▶ _Text excerpt_:
►

Purpose of the Study:

  • To investigate the role of taurine transporter (TauT) in mesenchymal stromal cell (MSC) maintenance and osteogenic differentiation.
  • To determine the in vivo and in vitro effects of TauT loss on MSC populations and bone health.
  • To elucidate the molecular mechanisms by which TauT influences MSC function.

Main Methods:

  • Analysis of murine bone marrow single-cell RNA-sequencing data to identify TauT expression in MSCs.
  • Utilizing TauT genetic loss-of-function murine models (knockout mice).
  • In vitro studies involving shRNA-based knockdown of TAUT in human MSCs and co-culture assays with hematopoietic stem and progenitor cells.

Main Results:

  • TauT expression is enriched in murine MSCs.
  • TauT loss in mice impairs MSC populations in vivo and osteogenic differentiation in vitro.
  • TauT deficiency leads to reduced bone mineral density and strength in mice.
  • Knockdown of TAUT in human MSCs reduces osteogenic differentiation.
  • TauT null MSCs exhibit impaired support for hematopoietic stem and progenitor cell self-renewal.
  • TauT loss is linked to downregulated inositol metabolism, increased oxidative stress, and reduced Wnt/β-catenin signaling, promoting MSC senescence.

Conclusions:

  • Taurine transporter (TauT) is essential for maintaining mesenchymal stromal cell (MSC) populations and their osteogenic differentiation.
  • TauT plays a critical role in bone health and stem cell regulation.
  • Taurine is identified as a key regulator of MSC fate determination and maintenance through modulation of metabolic and signaling pathways.

◄

▶ _Records provided_:
►

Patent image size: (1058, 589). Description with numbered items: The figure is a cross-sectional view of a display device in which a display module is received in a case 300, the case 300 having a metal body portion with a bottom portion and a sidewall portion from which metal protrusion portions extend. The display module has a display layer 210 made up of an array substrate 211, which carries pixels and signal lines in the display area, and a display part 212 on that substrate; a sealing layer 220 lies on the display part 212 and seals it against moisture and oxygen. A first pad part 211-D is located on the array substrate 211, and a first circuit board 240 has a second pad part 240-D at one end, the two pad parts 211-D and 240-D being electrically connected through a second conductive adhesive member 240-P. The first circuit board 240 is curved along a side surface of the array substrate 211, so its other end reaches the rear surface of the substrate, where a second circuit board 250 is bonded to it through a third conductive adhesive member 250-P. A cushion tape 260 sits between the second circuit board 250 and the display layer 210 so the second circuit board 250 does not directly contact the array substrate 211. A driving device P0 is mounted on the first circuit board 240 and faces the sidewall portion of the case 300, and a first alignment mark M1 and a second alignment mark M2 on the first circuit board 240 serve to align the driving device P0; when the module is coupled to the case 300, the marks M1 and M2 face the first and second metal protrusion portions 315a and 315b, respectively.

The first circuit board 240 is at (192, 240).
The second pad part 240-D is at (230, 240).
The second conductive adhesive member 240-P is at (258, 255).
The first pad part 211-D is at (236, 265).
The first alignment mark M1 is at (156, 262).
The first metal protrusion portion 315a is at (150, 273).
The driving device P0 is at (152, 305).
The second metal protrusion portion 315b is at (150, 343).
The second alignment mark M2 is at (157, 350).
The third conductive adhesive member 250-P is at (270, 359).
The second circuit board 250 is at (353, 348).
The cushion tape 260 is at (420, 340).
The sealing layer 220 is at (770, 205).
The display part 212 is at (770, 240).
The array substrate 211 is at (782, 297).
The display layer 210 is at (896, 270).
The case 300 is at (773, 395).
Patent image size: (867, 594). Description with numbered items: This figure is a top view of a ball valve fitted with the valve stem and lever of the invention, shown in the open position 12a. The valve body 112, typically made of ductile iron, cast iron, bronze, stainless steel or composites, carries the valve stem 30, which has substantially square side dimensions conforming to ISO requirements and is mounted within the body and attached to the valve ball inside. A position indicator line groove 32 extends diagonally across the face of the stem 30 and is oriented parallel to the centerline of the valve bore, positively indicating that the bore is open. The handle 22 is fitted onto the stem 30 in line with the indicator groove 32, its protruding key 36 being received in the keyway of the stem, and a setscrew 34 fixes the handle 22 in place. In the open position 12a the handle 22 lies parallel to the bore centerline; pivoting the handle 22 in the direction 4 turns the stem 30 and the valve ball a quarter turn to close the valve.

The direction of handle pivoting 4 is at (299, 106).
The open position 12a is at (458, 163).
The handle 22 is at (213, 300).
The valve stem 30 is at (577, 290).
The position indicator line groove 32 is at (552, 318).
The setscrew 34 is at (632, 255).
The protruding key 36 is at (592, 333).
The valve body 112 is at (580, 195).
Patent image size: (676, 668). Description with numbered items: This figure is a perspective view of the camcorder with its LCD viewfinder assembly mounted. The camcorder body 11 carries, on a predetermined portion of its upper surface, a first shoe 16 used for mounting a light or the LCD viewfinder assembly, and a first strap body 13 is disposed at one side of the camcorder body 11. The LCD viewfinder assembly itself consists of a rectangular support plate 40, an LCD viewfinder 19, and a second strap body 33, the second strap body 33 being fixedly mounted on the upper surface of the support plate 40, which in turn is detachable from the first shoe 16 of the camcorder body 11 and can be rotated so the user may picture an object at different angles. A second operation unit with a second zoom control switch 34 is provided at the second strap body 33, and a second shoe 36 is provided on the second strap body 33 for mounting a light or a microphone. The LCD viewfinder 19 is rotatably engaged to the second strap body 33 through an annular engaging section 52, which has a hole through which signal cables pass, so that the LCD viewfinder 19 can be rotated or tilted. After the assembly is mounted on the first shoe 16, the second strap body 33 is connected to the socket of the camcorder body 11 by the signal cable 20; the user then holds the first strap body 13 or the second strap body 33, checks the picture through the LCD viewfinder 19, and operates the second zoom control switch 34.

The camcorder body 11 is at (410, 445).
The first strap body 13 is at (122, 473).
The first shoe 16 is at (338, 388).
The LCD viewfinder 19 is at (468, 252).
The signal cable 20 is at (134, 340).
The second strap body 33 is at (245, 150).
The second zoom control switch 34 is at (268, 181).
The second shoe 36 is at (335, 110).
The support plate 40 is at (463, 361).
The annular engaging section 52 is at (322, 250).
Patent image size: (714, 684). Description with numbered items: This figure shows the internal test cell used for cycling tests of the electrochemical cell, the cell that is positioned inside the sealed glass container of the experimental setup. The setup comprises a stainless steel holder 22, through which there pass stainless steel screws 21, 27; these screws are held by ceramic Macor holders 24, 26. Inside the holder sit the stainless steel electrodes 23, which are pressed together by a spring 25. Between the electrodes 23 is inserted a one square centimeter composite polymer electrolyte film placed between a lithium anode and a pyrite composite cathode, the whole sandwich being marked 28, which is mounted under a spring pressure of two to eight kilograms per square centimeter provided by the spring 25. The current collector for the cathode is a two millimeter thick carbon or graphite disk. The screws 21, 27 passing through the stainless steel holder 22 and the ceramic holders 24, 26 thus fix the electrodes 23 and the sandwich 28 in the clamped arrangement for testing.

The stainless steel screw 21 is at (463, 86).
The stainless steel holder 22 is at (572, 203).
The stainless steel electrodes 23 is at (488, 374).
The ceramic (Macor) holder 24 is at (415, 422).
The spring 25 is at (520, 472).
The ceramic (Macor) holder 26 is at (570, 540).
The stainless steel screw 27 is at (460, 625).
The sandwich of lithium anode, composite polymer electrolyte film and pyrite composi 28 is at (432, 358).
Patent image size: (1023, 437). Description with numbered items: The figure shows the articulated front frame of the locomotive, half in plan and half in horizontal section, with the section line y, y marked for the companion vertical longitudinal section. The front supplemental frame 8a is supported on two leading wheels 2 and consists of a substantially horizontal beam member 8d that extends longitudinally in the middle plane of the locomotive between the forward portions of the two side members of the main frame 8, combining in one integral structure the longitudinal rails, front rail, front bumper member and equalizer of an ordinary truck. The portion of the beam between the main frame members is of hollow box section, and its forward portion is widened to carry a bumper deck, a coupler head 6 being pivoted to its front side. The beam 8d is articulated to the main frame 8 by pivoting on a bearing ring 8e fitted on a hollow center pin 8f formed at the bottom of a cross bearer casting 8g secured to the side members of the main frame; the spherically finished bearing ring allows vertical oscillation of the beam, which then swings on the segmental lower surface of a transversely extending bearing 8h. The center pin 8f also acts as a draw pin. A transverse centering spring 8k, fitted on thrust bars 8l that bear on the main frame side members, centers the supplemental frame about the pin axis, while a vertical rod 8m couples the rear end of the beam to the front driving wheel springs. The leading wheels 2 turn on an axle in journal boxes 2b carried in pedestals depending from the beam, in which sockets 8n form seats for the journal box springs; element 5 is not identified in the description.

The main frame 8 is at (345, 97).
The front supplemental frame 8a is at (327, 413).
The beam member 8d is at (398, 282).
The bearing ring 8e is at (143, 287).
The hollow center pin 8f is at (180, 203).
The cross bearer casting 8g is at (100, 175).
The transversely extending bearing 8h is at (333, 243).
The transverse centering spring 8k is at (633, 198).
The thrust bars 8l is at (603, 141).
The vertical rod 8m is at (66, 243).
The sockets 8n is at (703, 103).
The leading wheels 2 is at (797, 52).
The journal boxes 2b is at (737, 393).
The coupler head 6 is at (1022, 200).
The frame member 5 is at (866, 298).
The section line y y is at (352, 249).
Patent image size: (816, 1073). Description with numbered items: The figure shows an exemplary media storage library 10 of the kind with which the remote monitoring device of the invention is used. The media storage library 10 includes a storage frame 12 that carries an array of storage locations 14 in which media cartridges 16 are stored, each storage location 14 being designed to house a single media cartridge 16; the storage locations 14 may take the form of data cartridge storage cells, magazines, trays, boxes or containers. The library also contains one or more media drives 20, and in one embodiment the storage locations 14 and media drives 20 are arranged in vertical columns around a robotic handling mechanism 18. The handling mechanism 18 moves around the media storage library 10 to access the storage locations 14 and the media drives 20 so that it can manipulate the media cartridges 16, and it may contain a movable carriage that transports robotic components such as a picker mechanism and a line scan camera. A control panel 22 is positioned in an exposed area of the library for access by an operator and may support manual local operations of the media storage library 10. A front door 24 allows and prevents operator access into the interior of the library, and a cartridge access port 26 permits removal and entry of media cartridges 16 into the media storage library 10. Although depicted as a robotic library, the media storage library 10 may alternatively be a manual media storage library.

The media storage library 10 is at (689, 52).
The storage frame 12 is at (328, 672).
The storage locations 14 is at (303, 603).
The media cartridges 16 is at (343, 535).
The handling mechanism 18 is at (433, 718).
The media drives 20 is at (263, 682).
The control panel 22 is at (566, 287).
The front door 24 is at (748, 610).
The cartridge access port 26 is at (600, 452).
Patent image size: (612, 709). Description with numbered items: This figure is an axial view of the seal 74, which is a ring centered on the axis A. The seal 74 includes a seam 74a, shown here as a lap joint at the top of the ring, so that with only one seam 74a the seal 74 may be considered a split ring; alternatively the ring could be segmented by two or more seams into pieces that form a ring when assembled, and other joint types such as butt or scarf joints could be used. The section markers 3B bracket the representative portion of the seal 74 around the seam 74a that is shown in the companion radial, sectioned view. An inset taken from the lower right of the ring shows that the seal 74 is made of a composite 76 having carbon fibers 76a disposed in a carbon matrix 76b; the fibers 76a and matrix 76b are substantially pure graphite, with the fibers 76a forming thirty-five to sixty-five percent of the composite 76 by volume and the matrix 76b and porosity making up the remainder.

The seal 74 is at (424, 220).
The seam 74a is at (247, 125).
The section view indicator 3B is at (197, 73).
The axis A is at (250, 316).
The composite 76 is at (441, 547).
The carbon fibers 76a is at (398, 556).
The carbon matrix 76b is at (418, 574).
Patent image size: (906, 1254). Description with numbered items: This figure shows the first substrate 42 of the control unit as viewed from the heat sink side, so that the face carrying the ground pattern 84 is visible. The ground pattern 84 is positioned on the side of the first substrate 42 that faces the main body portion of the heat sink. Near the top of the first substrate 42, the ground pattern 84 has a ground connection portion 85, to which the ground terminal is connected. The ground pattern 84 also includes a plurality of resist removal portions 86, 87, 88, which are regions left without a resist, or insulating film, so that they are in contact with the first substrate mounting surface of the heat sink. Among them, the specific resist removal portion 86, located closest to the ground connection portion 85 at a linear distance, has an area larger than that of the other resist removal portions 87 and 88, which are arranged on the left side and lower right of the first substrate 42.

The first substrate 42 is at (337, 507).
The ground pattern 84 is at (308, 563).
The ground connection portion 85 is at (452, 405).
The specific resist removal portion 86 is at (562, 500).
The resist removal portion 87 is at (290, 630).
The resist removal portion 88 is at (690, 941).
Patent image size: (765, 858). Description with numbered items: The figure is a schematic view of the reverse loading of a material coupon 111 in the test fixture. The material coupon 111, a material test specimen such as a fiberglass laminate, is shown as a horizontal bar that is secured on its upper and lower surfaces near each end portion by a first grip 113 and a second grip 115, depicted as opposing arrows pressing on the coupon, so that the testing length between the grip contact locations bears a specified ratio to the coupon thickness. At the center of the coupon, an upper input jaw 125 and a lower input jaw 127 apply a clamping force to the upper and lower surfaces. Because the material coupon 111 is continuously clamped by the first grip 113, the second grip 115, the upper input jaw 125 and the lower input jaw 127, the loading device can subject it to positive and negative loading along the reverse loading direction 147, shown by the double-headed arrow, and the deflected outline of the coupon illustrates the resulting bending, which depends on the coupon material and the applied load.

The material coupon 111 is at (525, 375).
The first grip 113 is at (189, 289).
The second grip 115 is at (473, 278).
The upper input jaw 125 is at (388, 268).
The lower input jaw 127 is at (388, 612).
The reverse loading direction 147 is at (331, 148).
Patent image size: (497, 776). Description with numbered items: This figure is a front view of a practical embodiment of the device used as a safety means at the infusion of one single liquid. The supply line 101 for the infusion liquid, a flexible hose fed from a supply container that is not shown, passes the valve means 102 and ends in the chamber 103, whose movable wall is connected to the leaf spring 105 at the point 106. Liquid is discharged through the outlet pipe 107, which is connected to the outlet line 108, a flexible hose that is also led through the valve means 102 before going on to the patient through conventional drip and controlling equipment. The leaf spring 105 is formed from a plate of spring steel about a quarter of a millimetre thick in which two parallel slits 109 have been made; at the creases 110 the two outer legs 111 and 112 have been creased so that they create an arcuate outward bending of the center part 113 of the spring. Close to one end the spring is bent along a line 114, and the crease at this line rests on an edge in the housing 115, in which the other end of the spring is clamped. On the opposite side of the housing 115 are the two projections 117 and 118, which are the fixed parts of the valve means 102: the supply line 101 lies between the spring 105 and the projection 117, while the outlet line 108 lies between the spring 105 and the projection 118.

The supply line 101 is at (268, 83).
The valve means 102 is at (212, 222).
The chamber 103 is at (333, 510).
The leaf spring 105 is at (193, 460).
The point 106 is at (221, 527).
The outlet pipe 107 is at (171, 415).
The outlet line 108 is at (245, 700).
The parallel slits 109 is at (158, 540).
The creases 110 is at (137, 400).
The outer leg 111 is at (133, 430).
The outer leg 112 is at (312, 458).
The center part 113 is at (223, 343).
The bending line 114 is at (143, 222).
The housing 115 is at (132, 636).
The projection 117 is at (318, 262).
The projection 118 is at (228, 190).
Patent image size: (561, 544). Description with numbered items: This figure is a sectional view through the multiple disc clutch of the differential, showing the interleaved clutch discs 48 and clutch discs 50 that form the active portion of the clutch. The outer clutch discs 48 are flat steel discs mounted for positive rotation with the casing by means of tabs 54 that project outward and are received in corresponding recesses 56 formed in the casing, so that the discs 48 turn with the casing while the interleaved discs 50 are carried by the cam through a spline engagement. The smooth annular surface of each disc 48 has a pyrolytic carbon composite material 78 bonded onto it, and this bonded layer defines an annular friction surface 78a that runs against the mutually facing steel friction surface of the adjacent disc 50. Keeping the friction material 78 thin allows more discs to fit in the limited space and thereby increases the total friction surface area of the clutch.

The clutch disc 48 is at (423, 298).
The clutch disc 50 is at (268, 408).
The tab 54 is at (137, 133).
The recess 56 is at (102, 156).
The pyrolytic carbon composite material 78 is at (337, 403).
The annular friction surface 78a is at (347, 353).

◄

▶ _What the exercise asks_: Return the whole study summary on the taurine transporter word for word. The listing is separate material and has no connection to the study summary.

▶ _Answer to the exercise_:
Purpose of the Study:

  • To investigate the role of taurine transporter (TauT) in mesenchymal stromal cell (MSC) maintenance and osteogenic differentiation.
  • To determine the in vivo and in vitro effects of TauT loss on MSC populations and bone health.
  • To elucidate the molecular mechanisms by which TauT influences MSC function.

Main Methods:

  • Analysis of murine bone marrow single-cell RNA-sequencing data to identify TauT expression in MSCs.
  • Utilizing TauT genetic loss-of-function murine models (knockout mice).
  • In vitro studies involving shRNA-based knockdown of TAUT in human MSCs and co-culture assays with hematopoietic stem and progenitor cells.

Main Results:

  • TauT expression is enriched in murine MSCs.
  • TauT loss in mice impairs MSC populations in vivo and osteogenic differentiation in vitro.
  • TauT deficiency leads to reduced bone mineral density and strength in mice.
  • Knockdown of TAUT in human MSCs reduces osteogenic differentiation.
  • TauT null MSCs exhibit impaired support for hematopoietic stem and progenitor cell self-renewal.
  • TauT loss is linked to downregulated inositol metabolism, increased oxidative stress, and reduced Wnt/β-catenin signaling, promoting MSC senescence.

Conclusions:

  • Taurine transporter (TauT) is essential for maintaining mesenchymal stromal cell (MSC) populations and their osteogenic differentiation.
  • TauT plays a critical role in bone health and stem cell regulation.
  • Taurine is identified as a key regulator of MSC fate determination and maintenance through modulation of metabolic and signaling pathways.